▸ **Instruction**: Can you return, character for character, the lines of the material from the line with "table-row [148,874,1144,908]" to the line with "row-number-cell: 11337 [148,1486,204,1520]", including both of those lines?

Labeled region entries:

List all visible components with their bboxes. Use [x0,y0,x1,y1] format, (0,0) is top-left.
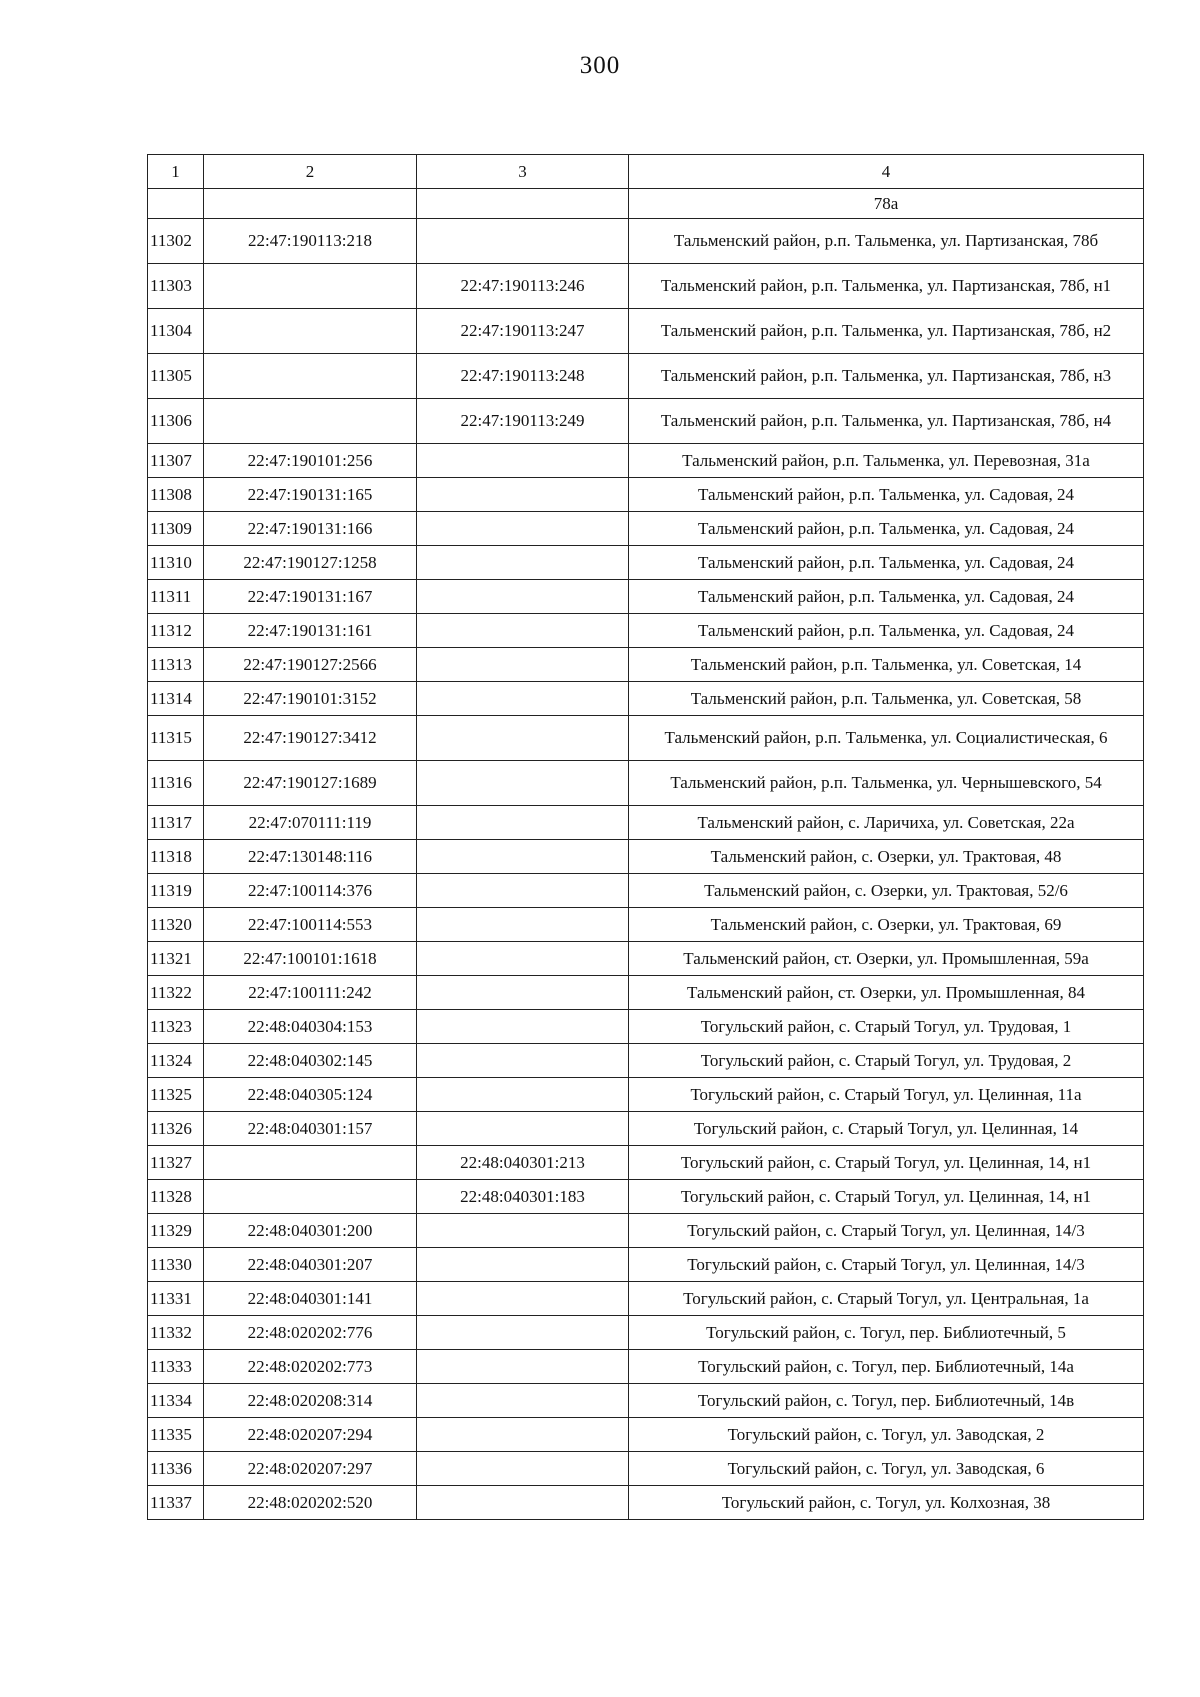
table-row [148,874,1144,908]
address-cell: Тальменский район, р.п. Тальменка, ул. Садовая, 24 [629,478,1144,512]
premises-cadastral-cell [417,942,629,976]
address-cell: Тальменский район, р.п. Тальменка, ул. Партизанская, 78б, н1 [629,264,1144,309]
premises-cadastral-cell [417,1350,629,1384]
row-number-cell: 11337 [148,1486,204,1520]
cadastral-number-cell: 22:48:040301:207 [204,1248,417,1282]
cadastral-number-cell: 22:48:020202:773 [204,1350,417,1384]
address-cell: Тальменский район, р.п. Тальменка, ул. Партизанская, 78б, н4 [629,399,1144,444]
address-cell: Тальменский район, р.п. Тальменка, ул. Садовая, 24 [629,512,1144,546]
row-number-cell: 11328 [148,1180,204,1214]
table-row [148,189,1144,219]
address-cell: Тальменский район, ст. Озерки, ул. Промышленная, 59а [629,942,1144,976]
premises-cadastral-cell [417,1384,629,1418]
cadastral-number-cell: 22:47:190101:256 [204,444,417,478]
cadastral-number-cell: 22:48:040305:124 [204,1078,417,1112]
address-cell: Тогульский район, с. Старый Тогул, ул. Целинная, 11а [629,1078,1144,1112]
row-number-cell: 11333 [148,1350,204,1384]
cadastral-number-cell: 22:48:040301:141 [204,1282,417,1316]
cadastral-number-cell [204,264,417,309]
table-row [148,1112,1144,1146]
table-row [148,806,1144,840]
address-cell: Тальменский район, р.п. Тальменка, ул. Садовая, 24 [629,546,1144,580]
premises-cadastral-cell [417,1248,629,1282]
premises-cadastral-cell [417,219,629,264]
cadastral-number-cell: 22:47:100114:376 [204,874,417,908]
row-number-cell: 11310 [148,546,204,580]
cadastral-number-cell: 22:47:100114:553 [204,908,417,942]
table-row [148,1350,1144,1384]
premises-cadastral-cell [417,874,629,908]
cadastral-number-cell: 22:48:040301:157 [204,1112,417,1146]
cadastral-number-cell [204,399,417,444]
premises-cadastral-cell [417,682,629,716]
table-row [148,580,1144,614]
cadastral-number-cell: 22:47:130148:116 [204,840,417,874]
row-number-cell: 11314 [148,682,204,716]
row-number-cell: 11324 [148,1044,204,1078]
premises-cadastral-cell [417,716,629,761]
row-number-cell: 11307 [148,444,204,478]
register-table [147,154,1144,1520]
premises-cadastral-cell [417,761,629,806]
address-cell: Тальменский район, ст. Озерки, ул. Промышленная, 84 [629,976,1144,1010]
address-cell: Тальменский район, с. Озерки, ул. Трактовая, 52/6 [629,874,1144,908]
cadastral-number-cell: 22:47:190113:218 [204,219,417,264]
row-number-cell: 11309 [148,512,204,546]
premises-cadastral-cell: 22:47:190113:249 [417,399,629,444]
cadastral-number-cell: 22:48:020202:776 [204,1316,417,1350]
address-cell: Тальменский район, р.п. Тальменка, ул. Советская, 14 [629,648,1144,682]
cadastral-number-cell [204,1146,417,1180]
cadastral-number-cell: 22:47:070111:119 [204,806,417,840]
cadastral-number-cell: 22:47:190127:3412 [204,716,417,761]
address-cell: Тальменский район, р.п. Тальменка, ул. Социалистическая, 6 [629,716,1144,761]
row-number-cell: 11317 [148,806,204,840]
cadastral-number-cell [204,189,417,219]
cadastral-number-cell: 22:48:020202:520 [204,1486,417,1520]
row-number-cell: 11330 [148,1248,204,1282]
cadastral-number-cell: 22:48:020208:314 [204,1384,417,1418]
cadastral-number-cell: 22:47:100101:1618 [204,942,417,976]
row-number-cell: 11325 [148,1078,204,1112]
address-cell: Тальменский район, с. Озерки, ул. Трактовая, 69 [629,908,1144,942]
table-row [148,444,1144,478]
premises-cadastral-cell [417,1010,629,1044]
table-row [148,1316,1144,1350]
header-col-4: 4 [629,155,1144,189]
cadastral-number-cell: 22:47:190101:3152 [204,682,417,716]
cadastral-number-cell: 22:47:190131:166 [204,512,417,546]
address-cell: Тальменский район, р.п. Тальменка, ул. Партизанская, 78б [629,219,1144,264]
address-cell: Тогульский район, с. Тогул, ул. Заводская, 6 [629,1452,1144,1486]
address-cell: Тальменский район, р.п. Тальменка, ул. Садовая, 24 [629,614,1144,648]
table-row [148,512,1144,546]
address-cell: Тогульский район, с. Старый Тогул, ул. Центральная, 1а [629,1282,1144,1316]
table-header [148,155,1144,189]
premises-cadastral-cell [417,1078,629,1112]
table-row [148,682,1144,716]
premises-cadastral-cell [417,908,629,942]
table-body [148,189,1144,1520]
premises-cadastral-cell [417,1452,629,1486]
row-number-cell: 11304 [148,309,204,354]
row-number-cell [148,189,204,219]
row-number-cell: 11326 [148,1112,204,1146]
page-number: 300 [579,52,621,79]
premises-cadastral-cell [417,1112,629,1146]
premises-cadastral-cell [417,1418,629,1452]
row-number-cell: 11316 [148,761,204,806]
address-cell: Тогульский район, с. Тогул, пер. Библиотечный, 5 [629,1316,1144,1350]
row-number-cell: 11321 [148,942,204,976]
cadastral-number-cell [204,354,417,399]
row-number-cell: 11323 [148,1010,204,1044]
cadastral-number-cell [204,1180,417,1214]
header-col-2: 2 [204,155,417,189]
address-cell: Тальменский район, р.п. Тальменка, ул. Советская, 58 [629,682,1144,716]
row-number-cell: 11315 [148,716,204,761]
table-row [148,648,1144,682]
cadastral-number-cell: 22:48:040304:153 [204,1010,417,1044]
address-cell: Тогульский район, с. Старый Тогул, ул. Трудовая, 1 [629,1010,1144,1044]
row-number-cell: 11322 [148,976,204,1010]
table-row [148,219,1144,264]
table-row [148,1214,1144,1248]
address-cell: Тогульский район, с. Старый Тогул, ул. Целинная, 14, н1 [629,1180,1144,1214]
cadastral-number-cell [204,309,417,354]
table-row [148,716,1144,761]
table-row [148,840,1144,874]
row-number-cell: 11312 [148,614,204,648]
cadastral-number-cell: 22:48:040302:145 [204,1044,417,1078]
table-row [148,546,1144,580]
cadastral-number-cell: 22:47:190131:165 [204,478,417,512]
row-number-cell: 11336 [148,1452,204,1486]
table-row [148,761,1144,806]
premises-cadastral-cell [417,614,629,648]
premises-cadastral-cell [417,1214,629,1248]
cadastral-number-cell: 22:47:190127:1258 [204,546,417,580]
address-cell: Тогульский район, с. Старый Тогул, ул. Целинная, 14, н1 [629,1146,1144,1180]
cadastral-number-cell: 22:47:100111:242 [204,976,417,1010]
row-number-cell: 11318 [148,840,204,874]
address-cell: Тогульский район, с. Тогул, пер. Библиотечный, 14в [629,1384,1144,1418]
row-number-cell: 11302 [148,219,204,264]
table-row [148,1384,1144,1418]
row-number-cell: 11320 [148,908,204,942]
address-cell: Тальменский район, р.п. Тальменка, ул. Партизанская, 78б, н3 [629,354,1144,399]
address-cell: Тальменский район, р.п. Тальменка, ул. Садовая, 24 [629,580,1144,614]
address-cell: Тальменский район, с. Ларичиха, ул. Советская, 22а [629,806,1144,840]
premises-cadastral-cell [417,806,629,840]
row-number-cell: 11335 [148,1418,204,1452]
premises-cadastral-cell: 22:48:040301:183 [417,1180,629,1214]
premises-cadastral-cell: 22:47:190113:247 [417,309,629,354]
header-col-1: 1 [148,155,204,189]
address-cell: Тогульский район, с. Тогул, пер. Библиотечный, 14а [629,1350,1144,1384]
address-cell: Тогульский район, с. Старый Тогул, ул. Целинная, 14/3 [629,1214,1144,1248]
table-row [148,354,1144,399]
table-row [148,399,1144,444]
table-row [148,942,1144,976]
row-number-cell: 11306 [148,399,204,444]
row-number-cell: 11308 [148,478,204,512]
table-row [148,478,1144,512]
row-number-cell: 11329 [148,1214,204,1248]
header-col-3: 3 [417,155,629,189]
premises-cadastral-cell [417,648,629,682]
premises-cadastral-cell [417,1282,629,1316]
row-number-cell: 11334 [148,1384,204,1418]
address-cell: Тогульский район, с. Старый Тогул, ул. Трудовая, 2 [629,1044,1144,1078]
premises-cadastral-cell [417,1486,629,1520]
table-row [148,1078,1144,1112]
row-number-cell: 11319 [148,874,204,908]
row-number-cell: 11303 [148,264,204,309]
table-row [148,264,1144,309]
row-number-cell: 11327 [148,1146,204,1180]
address-cell: Тогульский район, с. Старый Тогул, ул. Целинная, 14/3 [629,1248,1144,1282]
table-row [148,1452,1144,1486]
table-row [148,908,1144,942]
row-number-cell: 11305 [148,354,204,399]
table-row [148,1010,1144,1044]
cadastral-number-cell: 22:47:190131:161 [204,614,417,648]
table-row [148,1248,1144,1282]
table-row [148,614,1144,648]
premises-cadastral-cell: 22:48:040301:213 [417,1146,629,1180]
premises-cadastral-cell [417,580,629,614]
table-row [148,1486,1144,1520]
row-number-cell: 11311 [148,580,204,614]
premises-cadastral-cell [417,512,629,546]
cadastral-number-cell: 22:47:190131:167 [204,580,417,614]
cadastral-number-cell: 22:48:020207:294 [204,1418,417,1452]
address-cell: Тальменский район, с. Озерки, ул. Трактовая, 48 [629,840,1144,874]
premises-cadastral-cell: 22:47:190113:248 [417,354,629,399]
table-row [148,1418,1144,1452]
premises-cadastral-cell [417,840,629,874]
row-number-cell: 11331 [148,1282,204,1316]
address-cell: Тогульский район, с. Тогул, ул. Колхозная, 38 [629,1486,1144,1520]
cadastral-number-cell: 22:48:040301:200 [204,1214,417,1248]
table-row [148,1146,1144,1180]
premises-cadastral-cell [417,1316,629,1350]
address-cell: Тогульский район, с. Тогул, ул. Заводская, 2 [629,1418,1144,1452]
table-row [148,309,1144,354]
address-cell: Тогульский район, с. Старый Тогул, ул. Целинная, 14 [629,1112,1144,1146]
address-cell: Тальменский район, р.п. Тальменка, ул. Чернышевского, 54 [629,761,1144,806]
table-row [148,976,1144,1010]
address-cell: Тальменский район, р.п. Тальменка, ул. Перевозная, 31а [629,444,1144,478]
premises-cadastral-cell: 22:47:190113:246 [417,264,629,309]
cadastral-number-cell: 22:47:190127:1689 [204,761,417,806]
cadastral-number-cell: 22:48:020207:297 [204,1452,417,1486]
table-row [148,1282,1144,1316]
cadastral-number-cell: 22:47:190127:2566 [204,648,417,682]
premises-cadastral-cell [417,478,629,512]
premises-cadastral-cell [417,444,629,478]
premises-cadastral-cell [417,546,629,580]
address-cell: 78а [629,189,1144,219]
address-cell: Тальменский район, р.п. Тальменка, ул. Партизанская, 78б, н2 [629,309,1144,354]
premises-cadastral-cell [417,1044,629,1078]
row-number-cell: 11313 [148,648,204,682]
table-row [148,1180,1144,1214]
row-number-cell: 11332 [148,1316,204,1350]
premises-cadastral-cell [417,976,629,1010]
table-row [148,1044,1144,1078]
premises-cadastral-cell [417,189,629,219]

▸ **Answer below**:
table-row [148,874,1144,908]
address-cell: Тальменский район, р.п. Тальменка, ул. Садовая, 24 [629,478,1144,512]
premises-cadastral-cell [417,942,629,976]
address-cell: Тальменский район, р.п. Тальменка, ул. Партизанская, 78б, н1 [629,264,1144,309]
premises-cadastral-cell [417,1350,629,1384]
row-number-cell: 11337 [148,1486,204,1520]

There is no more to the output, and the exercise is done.